WORK TO BE COMPLETED:
Scan the data that follows and count the lines with the string "What"; answer with the count alone.

--- begin DATA EXTRACT ---

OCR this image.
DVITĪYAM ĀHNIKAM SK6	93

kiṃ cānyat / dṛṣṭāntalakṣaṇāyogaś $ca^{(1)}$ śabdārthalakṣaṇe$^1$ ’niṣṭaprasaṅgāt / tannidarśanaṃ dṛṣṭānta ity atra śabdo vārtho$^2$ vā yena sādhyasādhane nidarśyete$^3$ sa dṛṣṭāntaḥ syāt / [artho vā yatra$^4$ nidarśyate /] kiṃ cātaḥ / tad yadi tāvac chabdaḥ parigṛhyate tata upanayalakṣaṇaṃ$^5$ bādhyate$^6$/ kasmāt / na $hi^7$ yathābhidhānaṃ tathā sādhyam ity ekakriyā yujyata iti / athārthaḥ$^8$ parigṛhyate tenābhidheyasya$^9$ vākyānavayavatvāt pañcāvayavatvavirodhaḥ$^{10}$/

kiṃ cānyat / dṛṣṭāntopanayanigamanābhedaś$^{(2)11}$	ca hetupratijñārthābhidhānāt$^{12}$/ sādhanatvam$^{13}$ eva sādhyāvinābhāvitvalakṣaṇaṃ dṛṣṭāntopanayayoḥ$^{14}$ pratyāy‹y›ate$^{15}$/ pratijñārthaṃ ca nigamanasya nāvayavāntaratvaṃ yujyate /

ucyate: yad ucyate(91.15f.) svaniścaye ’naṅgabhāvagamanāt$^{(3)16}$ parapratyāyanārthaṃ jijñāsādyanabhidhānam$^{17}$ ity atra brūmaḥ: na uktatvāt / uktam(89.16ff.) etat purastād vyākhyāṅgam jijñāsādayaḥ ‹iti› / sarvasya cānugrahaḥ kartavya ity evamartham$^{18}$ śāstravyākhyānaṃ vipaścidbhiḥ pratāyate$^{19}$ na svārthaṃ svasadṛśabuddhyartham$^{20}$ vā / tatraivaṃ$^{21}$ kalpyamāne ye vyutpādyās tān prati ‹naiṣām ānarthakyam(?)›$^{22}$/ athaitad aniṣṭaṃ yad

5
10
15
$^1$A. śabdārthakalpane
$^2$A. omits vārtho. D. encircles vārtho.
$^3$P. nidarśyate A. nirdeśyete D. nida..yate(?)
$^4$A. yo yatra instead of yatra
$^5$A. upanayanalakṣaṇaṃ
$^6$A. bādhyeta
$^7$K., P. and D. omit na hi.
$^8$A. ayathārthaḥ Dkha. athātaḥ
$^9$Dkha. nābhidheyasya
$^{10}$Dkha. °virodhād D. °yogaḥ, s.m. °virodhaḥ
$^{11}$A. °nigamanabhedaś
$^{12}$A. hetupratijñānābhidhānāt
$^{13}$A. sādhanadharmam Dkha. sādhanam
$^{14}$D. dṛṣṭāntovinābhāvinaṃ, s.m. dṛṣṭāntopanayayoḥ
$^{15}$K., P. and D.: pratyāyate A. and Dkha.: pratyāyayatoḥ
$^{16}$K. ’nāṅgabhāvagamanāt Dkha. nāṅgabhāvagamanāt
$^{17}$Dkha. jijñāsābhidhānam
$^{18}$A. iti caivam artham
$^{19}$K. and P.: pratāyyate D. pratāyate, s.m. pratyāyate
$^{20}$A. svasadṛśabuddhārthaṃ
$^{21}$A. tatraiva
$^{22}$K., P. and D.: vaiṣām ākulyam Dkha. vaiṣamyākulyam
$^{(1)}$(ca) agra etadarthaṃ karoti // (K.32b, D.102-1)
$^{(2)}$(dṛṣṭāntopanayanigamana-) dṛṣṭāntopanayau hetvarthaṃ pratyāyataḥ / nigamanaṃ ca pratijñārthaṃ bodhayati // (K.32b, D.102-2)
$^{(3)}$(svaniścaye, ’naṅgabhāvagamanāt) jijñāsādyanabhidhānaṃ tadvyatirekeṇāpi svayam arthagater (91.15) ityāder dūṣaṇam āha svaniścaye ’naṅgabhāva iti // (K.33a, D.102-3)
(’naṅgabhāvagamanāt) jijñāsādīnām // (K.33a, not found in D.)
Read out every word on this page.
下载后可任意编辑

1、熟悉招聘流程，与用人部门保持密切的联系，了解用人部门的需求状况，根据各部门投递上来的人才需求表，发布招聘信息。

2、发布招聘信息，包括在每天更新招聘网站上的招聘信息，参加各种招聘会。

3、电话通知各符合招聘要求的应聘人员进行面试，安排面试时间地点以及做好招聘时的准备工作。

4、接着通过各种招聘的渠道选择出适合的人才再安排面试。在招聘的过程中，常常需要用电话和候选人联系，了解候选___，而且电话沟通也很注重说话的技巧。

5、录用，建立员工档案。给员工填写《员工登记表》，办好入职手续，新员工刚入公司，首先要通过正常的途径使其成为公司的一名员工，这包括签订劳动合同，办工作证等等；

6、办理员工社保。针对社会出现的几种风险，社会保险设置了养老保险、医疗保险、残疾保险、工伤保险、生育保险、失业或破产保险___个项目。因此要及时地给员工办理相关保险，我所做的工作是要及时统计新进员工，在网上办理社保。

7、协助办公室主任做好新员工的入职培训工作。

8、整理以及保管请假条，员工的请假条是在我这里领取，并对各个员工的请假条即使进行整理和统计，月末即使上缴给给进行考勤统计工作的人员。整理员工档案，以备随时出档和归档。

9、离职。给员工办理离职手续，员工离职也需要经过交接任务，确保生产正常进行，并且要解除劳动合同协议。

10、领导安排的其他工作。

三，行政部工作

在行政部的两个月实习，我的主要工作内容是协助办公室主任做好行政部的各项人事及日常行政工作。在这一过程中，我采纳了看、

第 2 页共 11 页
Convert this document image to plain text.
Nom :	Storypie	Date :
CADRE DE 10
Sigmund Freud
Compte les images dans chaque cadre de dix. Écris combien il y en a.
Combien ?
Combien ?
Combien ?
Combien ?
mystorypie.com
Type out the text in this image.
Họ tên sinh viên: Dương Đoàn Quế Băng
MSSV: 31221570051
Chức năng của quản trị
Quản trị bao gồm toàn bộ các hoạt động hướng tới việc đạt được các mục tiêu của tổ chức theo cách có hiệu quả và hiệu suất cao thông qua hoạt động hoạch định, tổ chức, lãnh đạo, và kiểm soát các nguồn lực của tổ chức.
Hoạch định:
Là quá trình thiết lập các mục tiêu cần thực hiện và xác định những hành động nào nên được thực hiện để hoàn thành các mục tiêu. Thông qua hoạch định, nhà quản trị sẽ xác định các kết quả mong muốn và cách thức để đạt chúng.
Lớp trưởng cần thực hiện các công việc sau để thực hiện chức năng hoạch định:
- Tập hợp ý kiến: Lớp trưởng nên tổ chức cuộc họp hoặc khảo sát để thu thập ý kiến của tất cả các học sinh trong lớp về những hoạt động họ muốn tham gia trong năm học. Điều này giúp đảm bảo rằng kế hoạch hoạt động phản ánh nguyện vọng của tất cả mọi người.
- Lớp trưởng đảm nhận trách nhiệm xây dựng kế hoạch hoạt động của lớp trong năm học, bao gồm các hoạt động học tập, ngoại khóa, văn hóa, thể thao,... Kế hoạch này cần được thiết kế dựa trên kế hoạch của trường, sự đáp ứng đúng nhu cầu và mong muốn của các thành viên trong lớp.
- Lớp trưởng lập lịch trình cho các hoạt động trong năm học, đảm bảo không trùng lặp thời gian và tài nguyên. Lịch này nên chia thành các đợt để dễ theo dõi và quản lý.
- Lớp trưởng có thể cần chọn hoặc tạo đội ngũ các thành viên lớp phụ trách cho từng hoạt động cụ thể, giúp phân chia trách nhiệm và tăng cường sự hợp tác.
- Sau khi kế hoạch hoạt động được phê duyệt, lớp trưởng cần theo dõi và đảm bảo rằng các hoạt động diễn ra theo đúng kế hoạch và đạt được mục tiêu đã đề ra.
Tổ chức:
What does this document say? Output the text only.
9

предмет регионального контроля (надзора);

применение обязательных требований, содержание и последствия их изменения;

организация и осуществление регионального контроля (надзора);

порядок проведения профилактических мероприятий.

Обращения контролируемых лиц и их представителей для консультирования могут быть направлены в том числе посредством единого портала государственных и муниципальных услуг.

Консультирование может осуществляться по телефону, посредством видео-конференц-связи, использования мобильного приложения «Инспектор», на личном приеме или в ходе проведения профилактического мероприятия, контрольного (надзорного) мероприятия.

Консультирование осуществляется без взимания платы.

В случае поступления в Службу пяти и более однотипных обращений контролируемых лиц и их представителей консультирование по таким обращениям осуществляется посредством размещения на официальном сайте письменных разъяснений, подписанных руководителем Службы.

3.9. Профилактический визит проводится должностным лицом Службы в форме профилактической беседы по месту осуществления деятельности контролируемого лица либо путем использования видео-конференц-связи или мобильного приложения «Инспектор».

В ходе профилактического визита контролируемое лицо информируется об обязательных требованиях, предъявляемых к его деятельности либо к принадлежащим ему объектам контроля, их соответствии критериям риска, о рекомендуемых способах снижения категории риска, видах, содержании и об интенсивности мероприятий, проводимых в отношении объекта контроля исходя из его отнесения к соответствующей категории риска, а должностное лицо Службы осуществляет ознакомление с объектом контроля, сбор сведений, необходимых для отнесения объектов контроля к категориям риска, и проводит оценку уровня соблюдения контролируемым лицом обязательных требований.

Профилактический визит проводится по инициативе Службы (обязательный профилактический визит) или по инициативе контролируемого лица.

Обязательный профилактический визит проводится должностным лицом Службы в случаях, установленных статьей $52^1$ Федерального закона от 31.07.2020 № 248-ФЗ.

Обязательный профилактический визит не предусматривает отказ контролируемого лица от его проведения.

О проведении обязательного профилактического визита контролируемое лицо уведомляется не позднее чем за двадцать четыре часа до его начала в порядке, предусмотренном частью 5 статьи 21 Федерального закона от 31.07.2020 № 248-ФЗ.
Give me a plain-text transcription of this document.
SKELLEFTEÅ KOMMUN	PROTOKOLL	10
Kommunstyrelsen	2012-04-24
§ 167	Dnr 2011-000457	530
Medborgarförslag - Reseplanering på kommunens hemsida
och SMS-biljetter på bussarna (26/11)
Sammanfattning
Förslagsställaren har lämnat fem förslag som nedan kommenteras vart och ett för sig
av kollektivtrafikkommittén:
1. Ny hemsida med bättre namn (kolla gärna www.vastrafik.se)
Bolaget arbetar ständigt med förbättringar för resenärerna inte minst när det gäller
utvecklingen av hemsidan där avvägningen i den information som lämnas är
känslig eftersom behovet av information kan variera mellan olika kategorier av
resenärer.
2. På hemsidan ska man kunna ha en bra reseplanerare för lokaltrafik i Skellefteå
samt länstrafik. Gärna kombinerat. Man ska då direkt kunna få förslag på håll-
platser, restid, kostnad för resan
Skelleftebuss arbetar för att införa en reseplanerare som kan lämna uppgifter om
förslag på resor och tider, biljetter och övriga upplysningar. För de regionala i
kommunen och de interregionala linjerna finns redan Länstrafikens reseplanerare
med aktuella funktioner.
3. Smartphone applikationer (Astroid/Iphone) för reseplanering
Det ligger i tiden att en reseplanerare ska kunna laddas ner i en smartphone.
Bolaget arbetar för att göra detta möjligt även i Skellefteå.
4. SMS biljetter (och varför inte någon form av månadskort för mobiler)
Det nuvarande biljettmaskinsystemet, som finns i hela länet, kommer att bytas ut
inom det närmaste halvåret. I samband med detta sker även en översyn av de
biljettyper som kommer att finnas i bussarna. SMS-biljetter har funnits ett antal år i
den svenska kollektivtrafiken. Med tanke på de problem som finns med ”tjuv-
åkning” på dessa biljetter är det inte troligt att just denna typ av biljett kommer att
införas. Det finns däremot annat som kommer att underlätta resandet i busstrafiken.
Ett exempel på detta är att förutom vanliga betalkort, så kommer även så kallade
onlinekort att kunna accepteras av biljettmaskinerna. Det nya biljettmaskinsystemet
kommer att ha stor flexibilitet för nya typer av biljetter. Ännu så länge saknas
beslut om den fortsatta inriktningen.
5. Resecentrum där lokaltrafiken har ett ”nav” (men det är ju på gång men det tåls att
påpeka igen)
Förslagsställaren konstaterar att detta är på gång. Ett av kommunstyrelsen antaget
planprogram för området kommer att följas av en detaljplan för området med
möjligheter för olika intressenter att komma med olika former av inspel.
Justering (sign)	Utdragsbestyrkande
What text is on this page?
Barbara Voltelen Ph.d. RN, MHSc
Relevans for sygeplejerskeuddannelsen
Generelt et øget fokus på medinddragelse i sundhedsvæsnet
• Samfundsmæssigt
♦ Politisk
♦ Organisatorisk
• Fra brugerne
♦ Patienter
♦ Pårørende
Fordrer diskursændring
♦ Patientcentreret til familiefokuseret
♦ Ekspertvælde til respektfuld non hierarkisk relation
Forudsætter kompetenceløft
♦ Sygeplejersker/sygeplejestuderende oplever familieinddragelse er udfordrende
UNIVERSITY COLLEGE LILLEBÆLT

--- end DATA EXTRACT ---

ANSWER BELOW:
2